**RECORD EXCERPTS:**
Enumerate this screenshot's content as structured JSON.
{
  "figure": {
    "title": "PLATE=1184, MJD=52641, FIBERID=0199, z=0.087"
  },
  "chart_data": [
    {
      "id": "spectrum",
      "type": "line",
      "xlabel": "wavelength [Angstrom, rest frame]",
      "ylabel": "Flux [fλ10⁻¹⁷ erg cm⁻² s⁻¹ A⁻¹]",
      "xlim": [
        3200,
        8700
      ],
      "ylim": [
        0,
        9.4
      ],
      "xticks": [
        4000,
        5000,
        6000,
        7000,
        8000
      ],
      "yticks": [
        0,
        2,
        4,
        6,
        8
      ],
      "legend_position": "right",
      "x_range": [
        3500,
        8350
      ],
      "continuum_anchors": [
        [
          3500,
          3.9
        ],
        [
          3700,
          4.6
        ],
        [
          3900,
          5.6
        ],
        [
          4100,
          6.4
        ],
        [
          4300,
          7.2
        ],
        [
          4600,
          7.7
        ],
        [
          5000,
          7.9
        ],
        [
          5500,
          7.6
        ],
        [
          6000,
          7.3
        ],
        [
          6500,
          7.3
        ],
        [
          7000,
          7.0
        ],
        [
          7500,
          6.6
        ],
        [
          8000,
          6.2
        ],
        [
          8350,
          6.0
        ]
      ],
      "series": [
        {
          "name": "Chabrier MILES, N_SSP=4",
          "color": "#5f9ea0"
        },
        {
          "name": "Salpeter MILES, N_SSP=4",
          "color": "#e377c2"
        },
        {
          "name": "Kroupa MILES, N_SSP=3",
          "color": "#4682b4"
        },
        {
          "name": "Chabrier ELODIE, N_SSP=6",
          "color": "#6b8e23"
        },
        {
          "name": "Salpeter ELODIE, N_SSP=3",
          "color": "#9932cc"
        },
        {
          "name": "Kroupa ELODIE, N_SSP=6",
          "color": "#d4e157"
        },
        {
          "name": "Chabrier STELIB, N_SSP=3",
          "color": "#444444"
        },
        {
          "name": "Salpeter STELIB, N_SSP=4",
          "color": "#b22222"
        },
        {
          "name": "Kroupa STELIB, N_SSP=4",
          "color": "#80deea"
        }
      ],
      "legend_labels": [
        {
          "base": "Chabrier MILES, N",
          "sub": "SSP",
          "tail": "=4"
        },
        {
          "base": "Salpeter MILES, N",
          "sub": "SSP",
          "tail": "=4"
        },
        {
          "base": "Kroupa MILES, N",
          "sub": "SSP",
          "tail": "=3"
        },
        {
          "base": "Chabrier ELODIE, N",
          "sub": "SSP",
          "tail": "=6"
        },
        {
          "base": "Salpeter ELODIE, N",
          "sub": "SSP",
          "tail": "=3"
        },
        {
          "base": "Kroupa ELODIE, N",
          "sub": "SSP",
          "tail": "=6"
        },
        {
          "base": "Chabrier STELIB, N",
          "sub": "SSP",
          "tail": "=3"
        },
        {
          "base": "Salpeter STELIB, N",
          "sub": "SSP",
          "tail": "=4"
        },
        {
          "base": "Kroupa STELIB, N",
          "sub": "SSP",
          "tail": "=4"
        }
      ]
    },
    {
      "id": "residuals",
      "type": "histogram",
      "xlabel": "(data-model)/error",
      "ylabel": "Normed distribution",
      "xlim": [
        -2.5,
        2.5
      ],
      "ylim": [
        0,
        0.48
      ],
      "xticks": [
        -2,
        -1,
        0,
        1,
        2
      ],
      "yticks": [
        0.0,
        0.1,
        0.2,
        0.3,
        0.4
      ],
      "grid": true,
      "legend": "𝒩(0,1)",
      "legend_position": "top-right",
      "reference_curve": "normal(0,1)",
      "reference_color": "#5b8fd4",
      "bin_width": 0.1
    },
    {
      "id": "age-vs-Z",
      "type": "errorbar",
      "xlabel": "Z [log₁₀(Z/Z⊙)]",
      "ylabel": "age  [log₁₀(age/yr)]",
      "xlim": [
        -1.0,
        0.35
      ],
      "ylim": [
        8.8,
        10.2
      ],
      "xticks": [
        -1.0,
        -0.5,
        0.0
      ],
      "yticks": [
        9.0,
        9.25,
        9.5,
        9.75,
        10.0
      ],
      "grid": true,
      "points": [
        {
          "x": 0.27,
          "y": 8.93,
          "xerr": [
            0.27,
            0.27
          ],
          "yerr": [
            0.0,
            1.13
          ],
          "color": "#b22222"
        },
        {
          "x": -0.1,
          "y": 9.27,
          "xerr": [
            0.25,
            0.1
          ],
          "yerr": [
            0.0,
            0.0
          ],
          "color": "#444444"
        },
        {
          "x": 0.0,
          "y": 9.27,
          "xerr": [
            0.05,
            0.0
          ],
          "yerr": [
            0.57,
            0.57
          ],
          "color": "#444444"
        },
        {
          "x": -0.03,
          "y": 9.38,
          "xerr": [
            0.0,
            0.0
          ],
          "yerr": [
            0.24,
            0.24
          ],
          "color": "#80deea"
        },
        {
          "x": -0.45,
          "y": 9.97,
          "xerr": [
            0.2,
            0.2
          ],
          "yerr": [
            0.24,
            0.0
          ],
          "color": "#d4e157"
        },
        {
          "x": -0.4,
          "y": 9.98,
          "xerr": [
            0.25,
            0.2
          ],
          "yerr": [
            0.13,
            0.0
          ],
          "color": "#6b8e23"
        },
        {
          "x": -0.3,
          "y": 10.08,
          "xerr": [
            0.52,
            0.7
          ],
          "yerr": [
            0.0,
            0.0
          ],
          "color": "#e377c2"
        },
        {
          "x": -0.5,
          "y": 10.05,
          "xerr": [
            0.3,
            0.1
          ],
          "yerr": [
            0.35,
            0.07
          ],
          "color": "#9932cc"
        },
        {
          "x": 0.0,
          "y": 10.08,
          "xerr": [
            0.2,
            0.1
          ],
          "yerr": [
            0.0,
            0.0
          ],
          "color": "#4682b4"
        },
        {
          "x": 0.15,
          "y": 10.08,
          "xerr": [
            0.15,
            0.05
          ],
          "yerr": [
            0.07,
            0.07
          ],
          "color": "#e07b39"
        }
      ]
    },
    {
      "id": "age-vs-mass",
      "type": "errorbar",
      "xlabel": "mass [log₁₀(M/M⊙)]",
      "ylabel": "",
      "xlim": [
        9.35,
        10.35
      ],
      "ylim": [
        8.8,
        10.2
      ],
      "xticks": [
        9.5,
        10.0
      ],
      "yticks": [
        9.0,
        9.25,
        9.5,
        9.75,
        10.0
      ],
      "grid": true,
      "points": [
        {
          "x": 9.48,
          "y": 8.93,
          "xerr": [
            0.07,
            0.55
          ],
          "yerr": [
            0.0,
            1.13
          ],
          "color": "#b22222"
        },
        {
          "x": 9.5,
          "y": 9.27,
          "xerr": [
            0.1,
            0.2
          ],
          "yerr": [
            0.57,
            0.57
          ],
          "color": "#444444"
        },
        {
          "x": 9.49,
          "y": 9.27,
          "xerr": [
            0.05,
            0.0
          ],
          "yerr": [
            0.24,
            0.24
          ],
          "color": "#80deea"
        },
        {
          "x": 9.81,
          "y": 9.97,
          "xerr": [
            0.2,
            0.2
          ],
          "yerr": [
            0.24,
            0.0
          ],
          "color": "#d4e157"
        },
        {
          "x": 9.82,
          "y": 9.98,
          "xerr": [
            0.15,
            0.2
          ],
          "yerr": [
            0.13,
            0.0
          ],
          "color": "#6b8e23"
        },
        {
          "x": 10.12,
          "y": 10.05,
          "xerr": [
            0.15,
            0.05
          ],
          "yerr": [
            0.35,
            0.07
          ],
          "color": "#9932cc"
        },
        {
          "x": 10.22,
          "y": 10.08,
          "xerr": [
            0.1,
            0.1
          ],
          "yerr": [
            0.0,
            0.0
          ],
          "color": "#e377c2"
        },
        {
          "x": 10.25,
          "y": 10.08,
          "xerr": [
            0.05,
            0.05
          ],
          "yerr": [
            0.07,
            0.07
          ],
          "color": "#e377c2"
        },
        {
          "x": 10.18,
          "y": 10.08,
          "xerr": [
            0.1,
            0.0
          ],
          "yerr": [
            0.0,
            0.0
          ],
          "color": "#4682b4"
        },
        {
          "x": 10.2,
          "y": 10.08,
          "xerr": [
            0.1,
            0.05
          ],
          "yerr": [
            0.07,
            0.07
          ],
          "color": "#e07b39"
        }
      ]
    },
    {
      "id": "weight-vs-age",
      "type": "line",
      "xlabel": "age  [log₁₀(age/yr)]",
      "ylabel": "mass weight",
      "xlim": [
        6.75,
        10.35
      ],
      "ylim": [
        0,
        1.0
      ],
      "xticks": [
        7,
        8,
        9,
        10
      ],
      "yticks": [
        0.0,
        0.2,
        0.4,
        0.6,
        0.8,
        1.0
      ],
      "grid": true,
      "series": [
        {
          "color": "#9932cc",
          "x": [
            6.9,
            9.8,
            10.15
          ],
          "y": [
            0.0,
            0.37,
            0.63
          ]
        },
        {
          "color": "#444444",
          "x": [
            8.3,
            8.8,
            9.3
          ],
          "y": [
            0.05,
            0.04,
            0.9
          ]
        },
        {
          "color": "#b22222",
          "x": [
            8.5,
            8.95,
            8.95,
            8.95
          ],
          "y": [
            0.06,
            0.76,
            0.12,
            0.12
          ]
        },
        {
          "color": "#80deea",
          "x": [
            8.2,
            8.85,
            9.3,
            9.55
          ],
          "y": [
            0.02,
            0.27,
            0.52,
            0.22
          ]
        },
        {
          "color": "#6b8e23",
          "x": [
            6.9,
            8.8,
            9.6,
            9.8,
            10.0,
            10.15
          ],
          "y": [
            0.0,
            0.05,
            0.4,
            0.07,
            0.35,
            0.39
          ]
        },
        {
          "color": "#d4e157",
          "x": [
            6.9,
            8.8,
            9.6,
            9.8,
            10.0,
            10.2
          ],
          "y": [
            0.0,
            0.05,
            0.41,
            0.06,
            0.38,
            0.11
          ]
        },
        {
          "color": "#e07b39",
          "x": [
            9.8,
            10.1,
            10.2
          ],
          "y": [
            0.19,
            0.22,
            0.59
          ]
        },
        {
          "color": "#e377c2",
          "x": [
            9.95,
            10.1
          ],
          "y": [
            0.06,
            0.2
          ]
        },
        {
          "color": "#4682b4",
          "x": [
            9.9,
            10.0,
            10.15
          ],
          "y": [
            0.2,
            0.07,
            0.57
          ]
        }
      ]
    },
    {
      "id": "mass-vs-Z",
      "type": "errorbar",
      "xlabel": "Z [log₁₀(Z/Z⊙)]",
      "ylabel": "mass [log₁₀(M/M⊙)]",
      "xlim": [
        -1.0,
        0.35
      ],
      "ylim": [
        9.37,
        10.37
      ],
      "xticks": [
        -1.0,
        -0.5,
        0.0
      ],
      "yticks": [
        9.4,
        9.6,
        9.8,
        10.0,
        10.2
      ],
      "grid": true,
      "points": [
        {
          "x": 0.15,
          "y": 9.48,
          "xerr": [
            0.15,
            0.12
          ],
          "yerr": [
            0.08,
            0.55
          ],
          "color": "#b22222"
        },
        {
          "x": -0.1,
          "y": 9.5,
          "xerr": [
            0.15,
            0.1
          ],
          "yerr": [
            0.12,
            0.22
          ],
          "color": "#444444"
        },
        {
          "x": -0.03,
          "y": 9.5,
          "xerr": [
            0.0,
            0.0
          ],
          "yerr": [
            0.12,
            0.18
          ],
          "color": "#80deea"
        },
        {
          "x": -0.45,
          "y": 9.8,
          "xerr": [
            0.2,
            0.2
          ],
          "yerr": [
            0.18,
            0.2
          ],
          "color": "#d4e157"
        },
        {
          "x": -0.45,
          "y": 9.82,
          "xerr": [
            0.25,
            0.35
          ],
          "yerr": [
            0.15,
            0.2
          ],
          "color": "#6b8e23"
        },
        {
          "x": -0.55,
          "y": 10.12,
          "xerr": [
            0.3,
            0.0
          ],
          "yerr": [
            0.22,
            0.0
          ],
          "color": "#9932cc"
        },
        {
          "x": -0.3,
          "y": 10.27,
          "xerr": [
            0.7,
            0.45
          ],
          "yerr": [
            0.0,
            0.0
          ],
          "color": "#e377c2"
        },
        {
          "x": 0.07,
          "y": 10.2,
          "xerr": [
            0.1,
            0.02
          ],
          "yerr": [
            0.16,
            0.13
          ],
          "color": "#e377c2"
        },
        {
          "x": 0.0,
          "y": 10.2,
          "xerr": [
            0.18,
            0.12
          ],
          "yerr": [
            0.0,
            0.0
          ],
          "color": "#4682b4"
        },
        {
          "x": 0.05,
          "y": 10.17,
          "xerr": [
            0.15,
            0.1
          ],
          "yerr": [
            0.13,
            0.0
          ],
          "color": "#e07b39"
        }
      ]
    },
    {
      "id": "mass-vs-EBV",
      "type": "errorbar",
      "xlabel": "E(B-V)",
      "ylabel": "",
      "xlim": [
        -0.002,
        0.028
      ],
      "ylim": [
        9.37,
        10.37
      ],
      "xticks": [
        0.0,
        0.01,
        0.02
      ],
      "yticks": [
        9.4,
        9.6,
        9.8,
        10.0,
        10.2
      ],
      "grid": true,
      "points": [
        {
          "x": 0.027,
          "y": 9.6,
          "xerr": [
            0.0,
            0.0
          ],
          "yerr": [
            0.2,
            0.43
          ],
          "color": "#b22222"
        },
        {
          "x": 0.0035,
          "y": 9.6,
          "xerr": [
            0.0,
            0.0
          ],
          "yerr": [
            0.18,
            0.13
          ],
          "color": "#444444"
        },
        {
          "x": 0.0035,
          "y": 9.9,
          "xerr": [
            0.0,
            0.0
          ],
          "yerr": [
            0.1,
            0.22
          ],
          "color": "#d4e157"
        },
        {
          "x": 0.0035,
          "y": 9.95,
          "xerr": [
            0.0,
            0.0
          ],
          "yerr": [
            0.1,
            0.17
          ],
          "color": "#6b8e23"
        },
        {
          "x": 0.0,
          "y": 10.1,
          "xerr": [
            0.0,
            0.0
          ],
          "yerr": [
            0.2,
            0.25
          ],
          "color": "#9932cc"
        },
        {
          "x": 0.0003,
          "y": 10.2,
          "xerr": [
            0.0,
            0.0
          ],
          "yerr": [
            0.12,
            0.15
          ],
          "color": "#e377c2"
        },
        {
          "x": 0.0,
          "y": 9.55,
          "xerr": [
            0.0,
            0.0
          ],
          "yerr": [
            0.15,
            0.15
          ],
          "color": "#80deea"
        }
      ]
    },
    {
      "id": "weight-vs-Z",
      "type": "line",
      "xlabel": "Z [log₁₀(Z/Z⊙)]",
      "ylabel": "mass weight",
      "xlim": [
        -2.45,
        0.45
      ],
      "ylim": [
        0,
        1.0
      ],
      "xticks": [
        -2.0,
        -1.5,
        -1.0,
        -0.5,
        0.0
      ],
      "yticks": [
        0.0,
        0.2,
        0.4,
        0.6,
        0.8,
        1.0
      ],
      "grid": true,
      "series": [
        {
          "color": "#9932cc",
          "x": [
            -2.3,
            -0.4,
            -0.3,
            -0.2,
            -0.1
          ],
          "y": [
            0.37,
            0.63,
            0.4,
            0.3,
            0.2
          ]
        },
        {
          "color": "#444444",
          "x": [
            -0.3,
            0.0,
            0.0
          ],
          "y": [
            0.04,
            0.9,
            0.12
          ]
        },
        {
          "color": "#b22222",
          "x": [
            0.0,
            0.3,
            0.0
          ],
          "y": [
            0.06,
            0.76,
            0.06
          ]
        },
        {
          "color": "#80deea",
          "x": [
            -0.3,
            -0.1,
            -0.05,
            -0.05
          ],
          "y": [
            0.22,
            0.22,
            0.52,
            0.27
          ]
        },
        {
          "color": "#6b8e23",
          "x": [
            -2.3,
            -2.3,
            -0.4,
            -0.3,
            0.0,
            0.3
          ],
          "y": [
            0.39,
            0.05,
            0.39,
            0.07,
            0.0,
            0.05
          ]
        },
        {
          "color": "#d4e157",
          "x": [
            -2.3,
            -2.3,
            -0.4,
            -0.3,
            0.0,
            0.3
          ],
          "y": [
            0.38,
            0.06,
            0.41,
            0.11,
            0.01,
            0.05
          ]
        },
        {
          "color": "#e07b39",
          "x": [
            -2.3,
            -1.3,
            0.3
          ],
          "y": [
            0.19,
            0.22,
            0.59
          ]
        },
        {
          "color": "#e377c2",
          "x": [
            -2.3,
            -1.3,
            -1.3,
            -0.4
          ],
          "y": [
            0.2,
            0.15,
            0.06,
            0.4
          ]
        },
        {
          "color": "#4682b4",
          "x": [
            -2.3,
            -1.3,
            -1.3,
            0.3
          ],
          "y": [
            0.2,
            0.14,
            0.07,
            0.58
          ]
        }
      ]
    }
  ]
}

**TASK BRIEF:** Each line above that holds the string "ELODIE" should be copied and shown.

**RESULT BELOW:**
          "name": "Chabrier ELODIE, N_SSP=6",
          "name": "Salpeter ELODIE, N_SSP=3",
          "name": "Kroupa ELODIE, N_SSP=6",
          "base": "Chabrier ELODIE, N",
          "base": "Salpeter ELODIE, N",
          "base": "Kroupa ELODIE, N",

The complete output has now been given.